##### Data entries

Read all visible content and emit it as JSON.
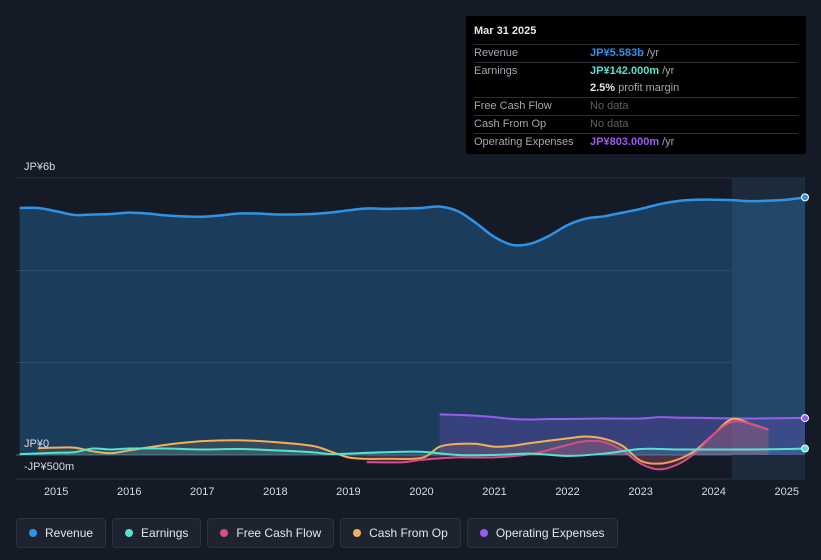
{
  "tooltip": {
    "date": "Mar 31 2025",
    "rows": {
      "revenue": {
        "label": "Revenue",
        "value": "JP¥5.583b",
        "unit": "/yr",
        "color": "#2e93e6"
      },
      "earnings": {
        "label": "Earnings",
        "value": "JP¥142.000m",
        "unit": "/yr",
        "color": "#57e2cf"
      },
      "margin": {
        "value": "2.5%",
        "text": "profit margin"
      },
      "fcf": {
        "label": "Free Cash Flow",
        "value": "No data"
      },
      "cfo": {
        "label": "Cash From Op",
        "value": "No data"
      },
      "opex": {
        "label": "Operating Expenses",
        "value": "JP¥803.000m",
        "unit": "/yr",
        "color": "#9a5bf0"
      }
    }
  },
  "chart_data": {
    "type": "area",
    "y_labels": {
      "top": "JP¥6b",
      "zero": "JP¥0",
      "bottom": "-JP¥500m"
    },
    "ylim": [
      -0.5,
      6.0
    ],
    "xlim": [
      2014.45,
      2025.25
    ],
    "x_ticks": [
      "2015",
      "2016",
      "2017",
      "2018",
      "2019",
      "2020",
      "2021",
      "2022",
      "2023",
      "2024",
      "2025"
    ],
    "x_tick_values": [
      2015,
      2016,
      2017,
      2018,
      2019,
      2020,
      2021,
      2022,
      2023,
      2024,
      2025
    ],
    "forecast_start": 2024.25,
    "series": [
      {
        "name": "Revenue",
        "color": "#2e93e6",
        "fill": true,
        "x": [
          2014.5,
          2014.75,
          2015.0,
          2015.25,
          2015.5,
          2015.75,
          2016.0,
          2016.25,
          2016.5,
          2016.75,
          2017.0,
          2017.25,
          2017.5,
          2017.75,
          2018.0,
          2018.25,
          2018.5,
          2018.75,
          2019.0,
          2019.25,
          2019.5,
          2019.75,
          2020.0,
          2020.25,
          2020.5,
          2020.75,
          2021.0,
          2021.25,
          2021.5,
          2021.75,
          2022.0,
          2022.25,
          2022.5,
          2022.75,
          2023.0,
          2023.25,
          2023.5,
          2023.75,
          2024.0,
          2024.25,
          2024.5,
          2024.75,
          2025.0,
          2025.25
        ],
        "values": [
          5.35,
          5.35,
          5.28,
          5.2,
          5.21,
          5.22,
          5.25,
          5.23,
          5.19,
          5.17,
          5.16,
          5.19,
          5.23,
          5.23,
          5.21,
          5.21,
          5.22,
          5.25,
          5.3,
          5.34,
          5.33,
          5.34,
          5.35,
          5.38,
          5.28,
          5.02,
          4.72,
          4.55,
          4.58,
          4.75,
          4.98,
          5.12,
          5.17,
          5.25,
          5.33,
          5.43,
          5.5,
          5.53,
          5.53,
          5.52,
          5.5,
          5.51,
          5.53,
          5.58
        ]
      },
      {
        "name": "Earnings",
        "color": "#57e2cf",
        "fill": true,
        "x": [
          2014.5,
          2015.0,
          2015.25,
          2015.5,
          2015.75,
          2016.0,
          2016.5,
          2017.0,
          2017.5,
          2018.0,
          2018.5,
          2018.75,
          2019.0,
          2019.5,
          2020.0,
          2020.5,
          2021.0,
          2021.5,
          2022.0,
          2022.5,
          2023.0,
          2023.5,
          2024.0,
          2024.5,
          2025.0,
          2025.25
        ],
        "values": [
          0.02,
          0.05,
          0.06,
          0.14,
          0.12,
          0.14,
          0.14,
          0.12,
          0.13,
          0.1,
          0.06,
          0.02,
          0.03,
          0.06,
          0.07,
          0.0,
          0.0,
          0.03,
          -0.02,
          0.03,
          0.13,
          0.12,
          0.12,
          0.12,
          0.13,
          0.14
        ]
      },
      {
        "name": "Free Cash Flow",
        "color": "#d74d88",
        "fill": true,
        "x": [
          2019.25,
          2019.75,
          2020.0,
          2020.5,
          2021.0,
          2021.5,
          2022.0,
          2022.25,
          2022.5,
          2022.75,
          2023.0,
          2023.25,
          2023.5,
          2023.75,
          2024.0,
          2024.25,
          2024.5,
          2024.75
        ],
        "values": [
          -0.15,
          -0.15,
          -0.1,
          -0.05,
          -0.05,
          0.02,
          0.22,
          0.3,
          0.28,
          0.1,
          -0.18,
          -0.3,
          -0.2,
          0.05,
          0.45,
          0.72,
          0.68,
          0.55
        ]
      },
      {
        "name": "Cash From Op",
        "color": "#f2b05a",
        "fill": true,
        "x": [
          2014.75,
          2015.0,
          2015.25,
          2015.5,
          2015.75,
          2016.0,
          2016.5,
          2017.0,
          2017.5,
          2018.0,
          2018.5,
          2018.75,
          2019.0,
          2019.25,
          2019.5,
          2020.0,
          2020.25,
          2020.5,
          2020.75,
          2021.0,
          2021.25,
          2021.5,
          2022.0,
          2022.25,
          2022.5,
          2022.75,
          2023.0,
          2023.25,
          2023.5,
          2023.75,
          2024.0,
          2024.25,
          2024.5,
          2024.75
        ],
        "values": [
          0.15,
          0.16,
          0.16,
          0.08,
          0.04,
          0.1,
          0.22,
          0.3,
          0.32,
          0.28,
          0.2,
          0.08,
          -0.05,
          -0.08,
          -0.08,
          -0.06,
          0.18,
          0.24,
          0.24,
          0.18,
          0.2,
          0.26,
          0.36,
          0.4,
          0.35,
          0.2,
          -0.12,
          -0.18,
          -0.1,
          0.1,
          0.45,
          0.78,
          0.68,
          0.55
        ]
      },
      {
        "name": "Operating Expenses",
        "color": "#9a5bf0",
        "fill": true,
        "x": [
          2020.25,
          2020.5,
          2020.75,
          2021.0,
          2021.25,
          2021.5,
          2021.75,
          2022.0,
          2022.5,
          2023.0,
          2023.25,
          2023.5,
          2024.0,
          2024.5,
          2025.0,
          2025.25
        ],
        "values": [
          0.88,
          0.87,
          0.85,
          0.82,
          0.78,
          0.77,
          0.78,
          0.78,
          0.79,
          0.79,
          0.82,
          0.81,
          0.8,
          0.79,
          0.8,
          0.8
        ]
      }
    ]
  },
  "legend": [
    {
      "label": "Revenue",
      "color": "#2e93e6"
    },
    {
      "label": "Earnings",
      "color": "#57e2cf"
    },
    {
      "label": "Free Cash Flow",
      "color": "#d74d88"
    },
    {
      "label": "Cash From Op",
      "color": "#f2b05a"
    },
    {
      "label": "Operating Expenses",
      "color": "#9a5bf0"
    }
  ]
}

##########

Task statement: Copy out all of the material exactly as written, without its pictures.

Exercise result:
Read all visible content and emit it as JSON.
{
  "tooltip": {
    "date": "Mar 31 2025",
    "rows": {
      "revenue": {
        "label": "Revenue",
        "value": "JP¥5.583b",
        "unit": "/yr",
        "color": "#2e93e6"
      },
      "earnings": {
        "label": "Earnings",
        "value": "JP¥142.000m",
        "unit": "/yr",
        "color": "#57e2cf"
      },
      "margin": {
        "value": "2.5%",
        "text": "profit margin"
      },
      "fcf": {
        "label": "Free Cash Flow",
        "value": "No data"
      },
      "cfo": {
        "label": "Cash From Op",
        "value": "No data"
      },
      "opex": {
        "label": "Operating Expenses",
        "value": "JP¥803.000m",
        "unit": "/yr",
        "color": "#9a5bf0"
      }
    }
  },
  "chart_data": {
    "type": "area",
    "y_labels": {
      "top": "JP¥6b",
      "zero": "JP¥0",
      "bottom": "-JP¥500m"
    },
    "ylim": [
      -0.5,
      6.0
    ],
    "xlim": [
      2014.45,
      2025.25
    ],
    "x_ticks": [
      "2015",
      "2016",
      "2017",
      "2018",
      "2019",
      "2020",
      "2021",
      "2022",
      "2023",
      "2024",
      "2025"
    ],
    "x_tick_values": [
      2015,
      2016,
      2017,
      2018,
      2019,
      2020,
      2021,
      2022,
      2023,
      2024,
      2025
    ],
    "forecast_start": 2024.25,
    "series": [
      {
        "name": "Revenue",
        "color": "#2e93e6",
        "fill": true,
        "x": [
          2014.5,
          2014.75,
          2015.0,
          2015.25,
          2015.5,
          2015.75,
          2016.0,
          2016.25,
          2016.5,
          2016.75,
          2017.0,
          2017.25,
          2017.5,
          2017.75,
          2018.0,
          2018.25,
          2018.5,
          2018.75,
          2019.0,
          2019.25,
          2019.5,
          2019.75,
          2020.0,
          2020.25,
          2020.5,
          2020.75,
          2021.0,
          2021.25,
          2021.5,
          2021.75,
          2022.0,
          2022.25,
          2022.5,
          2022.75,
          2023.0,
          2023.25,
          2023.5,
          2023.75,
          2024.0,
          2024.25,
          2024.5,
          2024.75,
          2025.0,
          2025.25
        ],
        "values": [
          5.35,
          5.35,
          5.28,
          5.2,
          5.21,
          5.22,
          5.25,
          5.23,
          5.19,
          5.17,
          5.16,
          5.19,
          5.23,
          5.23,
          5.21,
          5.21,
          5.22,
          5.25,
          5.3,
          5.34,
          5.33,
          5.34,
          5.35,
          5.38,
          5.28,
          5.02,
          4.72,
          4.55,
          4.58,
          4.75,
          4.98,
          5.12,
          5.17,
          5.25,
          5.33,
          5.43,
          5.5,
          5.53,
          5.53,
          5.52,
          5.5,
          5.51,
          5.53,
          5.58
        ]
      },
      {
        "name": "Earnings",
        "color": "#57e2cf",
        "fill": true,
        "x": [
          2014.5,
          2015.0,
          2015.25,
          2015.5,
          2015.75,
          2016.0,
          2016.5,
          2017.0,
          2017.5,
          2018.0,
          2018.5,
          2018.75,
          2019.0,
          2019.5,
          2020.0,
          2020.5,
          2021.0,
          2021.5,
          2022.0,
          2022.5,
          2023.0,
          2023.5,
          2024.0,
          2024.5,
          2025.0,
          2025.25
        ],
        "values": [
          0.02,
          0.05,
          0.06,
          0.14,
          0.12,
          0.14,
          0.14,
          0.12,
          0.13,
          0.1,
          0.06,
          0.02,
          0.03,
          0.06,
          0.07,
          0.0,
          0.0,
          0.03,
          -0.02,
          0.03,
          0.13,
          0.12,
          0.12,
          0.12,
          0.13,
          0.14
        ]
      },
      {
        "name": "Free Cash Flow",
        "color": "#d74d88",
        "fill": true,
        "x": [
          2019.25,
          2019.75,
          2020.0,
          2020.5,
          2021.0,
          2021.5,
          2022.0,
          2022.25,
          2022.5,
          2022.75,
          2023.0,
          2023.25,
          2023.5,
          2023.75,
          2024.0,
          2024.25,
          2024.5,
          2024.75
        ],
        "values": [
          -0.15,
          -0.15,
          -0.1,
          -0.05,
          -0.05,
          0.02,
          0.22,
          0.3,
          0.28,
          0.1,
          -0.18,
          -0.3,
          -0.2,
          0.05,
          0.45,
          0.72,
          0.68,
          0.55
        ]
      },
      {
        "name": "Cash From Op",
        "color": "#f2b05a",
        "fill": true,
        "x": [
          2014.75,
          2015.0,
          2015.25,
          2015.5,
          2015.75,
          2016.0,
          2016.5,
          2017.0,
          2017.5,
          2018.0,
          2018.5,
          2018.75,
          2019.0,
          2019.25,
          2019.5,
          2020.0,
          2020.25,
          2020.5,
          2020.75,
          2021.0,
          2021.25,
          2021.5,
          2022.0,
          2022.25,
          2022.5,
          2022.75,
          2023.0,
          2023.25,
          2023.5,
          2023.75,
          2024.0,
          2024.25,
          2024.5,
          2024.75
        ],
        "values": [
          0.15,
          0.16,
          0.16,
          0.08,
          0.04,
          0.1,
          0.22,
          0.3,
          0.32,
          0.28,
          0.2,
          0.08,
          -0.05,
          -0.08,
          -0.08,
          -0.06,
          0.18,
          0.24,
          0.24,
          0.18,
          0.2,
          0.26,
          0.36,
          0.4,
          0.35,
          0.2,
          -0.12,
          -0.18,
          -0.1,
          0.1,
          0.45,
          0.78,
          0.68,
          0.55
        ]
      },
      {
        "name": "Operating Expenses",
        "color": "#9a5bf0",
        "fill": true,
        "x": [
          2020.25,
          2020.5,
          2020.75,
          2021.0,
          2021.25,
          2021.5,
          2021.75,
          2022.0,
          2022.5,
          2023.0,
          2023.25,
          2023.5,
          2024.0,
          2024.5,
          2025.0,
          2025.25
        ],
        "values": [
          0.88,
          0.87,
          0.85,
          0.82,
          0.78,
          0.77,
          0.78,
          0.78,
          0.79,
          0.79,
          0.82,
          0.81,
          0.8,
          0.79,
          0.8,
          0.8
        ]
      }
    ]
  },
  "legend": [
    {
      "label": "Revenue",
      "color": "#2e93e6"
    },
    {
      "label": "Earnings",
      "color": "#57e2cf"
    },
    {
      "label": "Free Cash Flow",
      "color": "#d74d88"
    },
    {
      "label": "Cash From Op",
      "color": "#f2b05a"
    },
    {
      "label": "Operating Expenses",
      "color": "#9a5bf0"
    }
  ]
}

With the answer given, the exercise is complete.